-- start --
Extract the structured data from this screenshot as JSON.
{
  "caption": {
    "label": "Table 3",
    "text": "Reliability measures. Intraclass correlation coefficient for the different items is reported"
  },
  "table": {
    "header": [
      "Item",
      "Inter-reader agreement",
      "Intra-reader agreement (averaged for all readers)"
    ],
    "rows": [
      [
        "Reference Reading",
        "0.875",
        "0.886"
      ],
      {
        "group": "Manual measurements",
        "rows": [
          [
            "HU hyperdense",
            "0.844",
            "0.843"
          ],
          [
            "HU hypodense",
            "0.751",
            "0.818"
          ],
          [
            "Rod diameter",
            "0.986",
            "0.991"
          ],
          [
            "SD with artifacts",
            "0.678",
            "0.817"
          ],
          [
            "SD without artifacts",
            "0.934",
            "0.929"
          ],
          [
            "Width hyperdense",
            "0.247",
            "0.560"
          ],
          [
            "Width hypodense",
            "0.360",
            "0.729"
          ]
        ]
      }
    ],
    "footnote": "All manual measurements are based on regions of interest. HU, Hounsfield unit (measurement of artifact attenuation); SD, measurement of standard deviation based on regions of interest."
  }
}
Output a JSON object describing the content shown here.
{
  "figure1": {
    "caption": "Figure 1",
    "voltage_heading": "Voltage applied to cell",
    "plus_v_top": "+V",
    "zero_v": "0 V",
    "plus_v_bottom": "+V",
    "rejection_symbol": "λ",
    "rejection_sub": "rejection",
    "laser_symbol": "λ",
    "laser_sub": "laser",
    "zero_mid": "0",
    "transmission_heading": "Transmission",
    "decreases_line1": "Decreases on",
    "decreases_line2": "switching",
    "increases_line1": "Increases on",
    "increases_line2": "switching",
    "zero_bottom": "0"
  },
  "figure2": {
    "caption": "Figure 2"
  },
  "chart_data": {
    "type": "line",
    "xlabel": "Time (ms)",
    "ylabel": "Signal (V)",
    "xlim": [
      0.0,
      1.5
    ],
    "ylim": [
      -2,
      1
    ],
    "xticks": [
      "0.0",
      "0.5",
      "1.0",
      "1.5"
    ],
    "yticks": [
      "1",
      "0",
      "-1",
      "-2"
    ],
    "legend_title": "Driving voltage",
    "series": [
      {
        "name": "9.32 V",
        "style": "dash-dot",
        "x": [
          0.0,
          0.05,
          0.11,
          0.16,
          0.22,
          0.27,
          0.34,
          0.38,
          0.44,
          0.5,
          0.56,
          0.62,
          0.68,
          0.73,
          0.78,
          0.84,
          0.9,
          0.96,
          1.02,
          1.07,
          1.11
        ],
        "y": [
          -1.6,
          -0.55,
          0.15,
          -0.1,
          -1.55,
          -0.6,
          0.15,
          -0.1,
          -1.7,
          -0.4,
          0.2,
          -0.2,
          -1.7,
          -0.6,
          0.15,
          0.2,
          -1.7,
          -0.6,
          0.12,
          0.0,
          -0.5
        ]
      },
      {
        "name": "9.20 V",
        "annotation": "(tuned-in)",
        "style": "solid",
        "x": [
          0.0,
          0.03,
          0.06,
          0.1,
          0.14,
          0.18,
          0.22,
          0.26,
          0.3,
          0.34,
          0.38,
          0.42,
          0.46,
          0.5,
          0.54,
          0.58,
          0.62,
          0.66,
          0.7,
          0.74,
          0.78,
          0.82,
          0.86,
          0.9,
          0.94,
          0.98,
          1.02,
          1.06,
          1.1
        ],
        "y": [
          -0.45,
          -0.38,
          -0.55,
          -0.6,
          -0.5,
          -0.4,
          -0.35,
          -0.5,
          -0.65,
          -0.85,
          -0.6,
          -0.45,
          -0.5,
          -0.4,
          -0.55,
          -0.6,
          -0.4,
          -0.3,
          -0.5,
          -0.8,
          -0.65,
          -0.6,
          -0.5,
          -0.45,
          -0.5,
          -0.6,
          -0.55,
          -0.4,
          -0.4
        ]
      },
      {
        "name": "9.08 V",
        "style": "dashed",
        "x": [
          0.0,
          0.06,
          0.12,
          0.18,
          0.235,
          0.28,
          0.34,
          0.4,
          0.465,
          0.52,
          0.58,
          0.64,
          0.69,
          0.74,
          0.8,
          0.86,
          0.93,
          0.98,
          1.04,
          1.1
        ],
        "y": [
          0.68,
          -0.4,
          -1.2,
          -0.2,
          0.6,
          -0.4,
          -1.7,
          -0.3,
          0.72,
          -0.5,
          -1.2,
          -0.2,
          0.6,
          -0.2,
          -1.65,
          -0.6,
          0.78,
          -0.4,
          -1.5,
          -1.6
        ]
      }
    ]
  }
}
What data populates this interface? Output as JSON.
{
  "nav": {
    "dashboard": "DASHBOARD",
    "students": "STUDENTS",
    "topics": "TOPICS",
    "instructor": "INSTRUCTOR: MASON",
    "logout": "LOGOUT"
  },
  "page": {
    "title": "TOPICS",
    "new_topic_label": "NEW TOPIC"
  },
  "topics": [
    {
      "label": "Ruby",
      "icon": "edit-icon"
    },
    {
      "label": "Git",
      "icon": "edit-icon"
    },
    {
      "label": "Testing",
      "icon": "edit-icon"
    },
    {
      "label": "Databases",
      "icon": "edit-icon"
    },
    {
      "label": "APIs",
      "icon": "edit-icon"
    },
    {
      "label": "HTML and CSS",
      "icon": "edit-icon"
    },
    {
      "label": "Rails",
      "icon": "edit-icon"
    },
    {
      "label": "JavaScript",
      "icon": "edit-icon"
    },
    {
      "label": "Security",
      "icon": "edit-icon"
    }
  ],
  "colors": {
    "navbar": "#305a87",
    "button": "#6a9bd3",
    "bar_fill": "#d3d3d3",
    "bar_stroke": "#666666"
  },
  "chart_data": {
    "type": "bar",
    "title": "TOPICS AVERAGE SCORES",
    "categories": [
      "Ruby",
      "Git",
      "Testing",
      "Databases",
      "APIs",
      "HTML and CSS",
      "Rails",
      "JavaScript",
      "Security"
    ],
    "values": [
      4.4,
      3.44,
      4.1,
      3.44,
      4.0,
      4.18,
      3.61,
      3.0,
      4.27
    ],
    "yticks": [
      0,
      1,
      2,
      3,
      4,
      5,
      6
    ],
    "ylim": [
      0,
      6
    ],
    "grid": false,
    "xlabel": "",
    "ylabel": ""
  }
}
-- end --
- THE TASK -
Please reproduce the entire listing, exactly as shown.

- SOLUTION -
Extract the structured data from this screenshot as JSON.
{
  "caption": {
    "label": "Table 3",
    "text": "Reliability measures. Intraclass correlation coefficient for the different items is reported"
  },
  "table": {
    "header": [
      "Item",
      "Inter-reader agreement",
      "Intra-reader agreement (averaged for all readers)"
    ],
    "rows": [
      [
        "Reference Reading",
        "0.875",
        "0.886"
      ],
      {
        "group": "Manual measurements",
        "rows": [
          [
            "HU hyperdense",
            "0.844",
            "0.843"
          ],
          [
            "HU hypodense",
            "0.751",
            "0.818"
          ],
          [
            "Rod diameter",
            "0.986",
            "0.991"
          ],
          [
            "SD with artifacts",
            "0.678",
            "0.817"
          ],
          [
            "SD without artifacts",
            "0.934",
            "0.929"
          ],
          [
            "Width hyperdense",
            "0.247",
            "0.560"
          ],
          [
            "Width hypodense",
            "0.360",
            "0.729"
          ]
        ]
      }
    ],
    "footnote": "All manual measurements are based on regions of interest. HU, Hounsfield unit (measurement of artifact attenuation); SD, measurement of standard deviation based on regions of interest."
  }
}
Output a JSON object describing the content shown here.
{
  "figure1": {
    "caption": "Figure 1",
    "voltage_heading": "Voltage applied to cell",
    "plus_v_top": "+V",
    "zero_v": "0 V",
    "plus_v_bottom": "+V",
    "rejection_symbol": "λ",
    "rejection_sub": "rejection",
    "laser_symbol": "λ",
    "laser_sub": "laser",
    "zero_mid": "0",
    "transmission_heading": "Transmission",
    "decreases_line1": "Decreases on",
    "decreases_line2": "switching",
    "increases_line1": "Increases on",
    "increases_line2": "switching",
    "zero_bottom": "0"
  },
  "figure2": {
    "caption": "Figure 2"
  },
  "chart_data": {
    "type": "line",
    "xlabel": "Time (ms)",
    "ylabel": "Signal (V)",
    "xlim": [
      0.0,
      1.5
    ],
    "ylim": [
      -2,
      1
    ],
    "xticks": [
      "0.0",
      "0.5",
      "1.0",
      "1.5"
    ],
    "yticks": [
      "1",
      "0",
      "-1",
      "-2"
    ],
    "legend_title": "Driving voltage",
    "series": [
      {
        "name": "9.32 V",
        "style": "dash-dot",
        "x": [
          0.0,
          0.05,
          0.11,
          0.16,
          0.22,
          0.27,
          0.34,
          0.38,
          0.44,
          0.5,
          0.56,
          0.62,
          0.68,
          0.73,
          0.78,
          0.84,
          0.9,
          0.96,
          1.02,
          1.07,
          1.11
        ],
        "y": [
          -1.6,
          -0.55,
          0.15,
          -0.1,
          -1.55,
          -0.6,
          0.15,
          -0.1,
          -1.7,
          -0.4,
          0.2,
          -0.2,
          -1.7,
          -0.6,
          0.15,
          0.2,
          -1.7,
          -0.6,
          0.12,
          0.0,
          -0.5
        ]
      },
      {
        "name": "9.20 V",
        "annotation": "(tuned-in)",
        "style": "solid",
        "x": [
          0.0,
          0.03,
          0.06,
          0.1,
          0.14,
          0.18,
          0.22,
          0.26,
          0.3,
          0.34,
          0.38,
          0.42,
          0.46,
          0.5,
          0.54,
          0.58,
          0.62,
          0.66,
          0.7,
          0.74,
          0.78,
          0.82,
          0.86,
          0.9,
          0.94,
          0.98,
          1.02,
          1.06,
          1.1
        ],
        "y": [
          -0.45,
          -0.38,
          -0.55,
          -0.6,
          -0.5,
          -0.4,
          -0.35,
          -0.5,
          -0.65,
          -0.85,
          -0.6,
          -0.45,
          -0.5,
          -0.4,
          -0.55,
          -0.6,
          -0.4,
          -0.3,
          -0.5,
          -0.8,
          -0.65,
          -0.6,
          -0.5,
          -0.45,
          -0.5,
          -0.6,
          -0.55,
          -0.4,
          -0.4
        ]
      },
      {
        "name": "9.08 V",
        "style": "dashed",
        "x": [
          0.0,
          0.06,
          0.12,
          0.18,
          0.235,
          0.28,
          0.34,
          0.4,
          0.465,
          0.52,
          0.58,
          0.64,
          0.69,
          0.74,
          0.8,
          0.86,
          0.93,
          0.98,
          1.04,
          1.1
        ],
        "y": [
          0.68,
          -0.4,
          -1.2,
          -0.2,
          0.6,
          -0.4,
          -1.7,
          -0.3,
          0.72,
          -0.5,
          -1.2,
          -0.2,
          0.6,
          -0.2,
          -1.65,
          -0.6,
          0.78,
          -0.4,
          -1.5,
          -1.6
        ]
      }
    ]
  }
}
What data populates this interface? Output as JSON.
{
  "nav": {
    "dashboard": "DASHBOARD",
    "students": "STUDENTS",
    "topics": "TOPICS",
    "instructor": "INSTRUCTOR: MASON",
    "logout": "LOGOUT"
  },
  "page": {
    "title": "TOPICS",
    "new_topic_label": "NEW TOPIC"
  },
  "topics": [
    {
      "label": "Ruby",
      "icon": "edit-icon"
    },
    {
      "label": "Git",
      "icon": "edit-icon"
    },
    {
      "label": "Testing",
      "icon": "edit-icon"
    },
    {
      "label": "Databases",
      "icon": "edit-icon"
    },
    {
      "label": "APIs",
      "icon": "edit-icon"
    },
    {
      "label": "HTML and CSS",
      "icon": "edit-icon"
    },
    {
      "label": "Rails",
      "icon": "edit-icon"
    },
    {
      "label": "JavaScript",
      "icon": "edit-icon"
    },
    {
      "label": "Security",
      "icon": "edit-icon"
    }
  ],
  "colors": {
    "navbar": "#305a87",
    "button": "#6a9bd3",
    "bar_fill": "#d3d3d3",
    "bar_stroke": "#666666"
  },
  "chart_data": {
    "type": "bar",
    "title": "TOPICS AVERAGE SCORES",
    "categories": [
      "Ruby",
      "Git",
      "Testing",
      "Databases",
      "APIs",
      "HTML and CSS",
      "Rails",
      "JavaScript",
      "Security"
    ],
    "values": [
      4.4,
      3.44,
      4.1,
      3.44,
      4.0,
      4.18,
      3.61,
      3.0,
      4.27
    ],
    "yticks": [
      0,
      1,
      2,
      3,
      4,
      5,
      6
    ],
    "ylim": [
      0,
      6
    ],
    "grid": false,
    "xlabel": "",
    "ylabel": ""
  }
}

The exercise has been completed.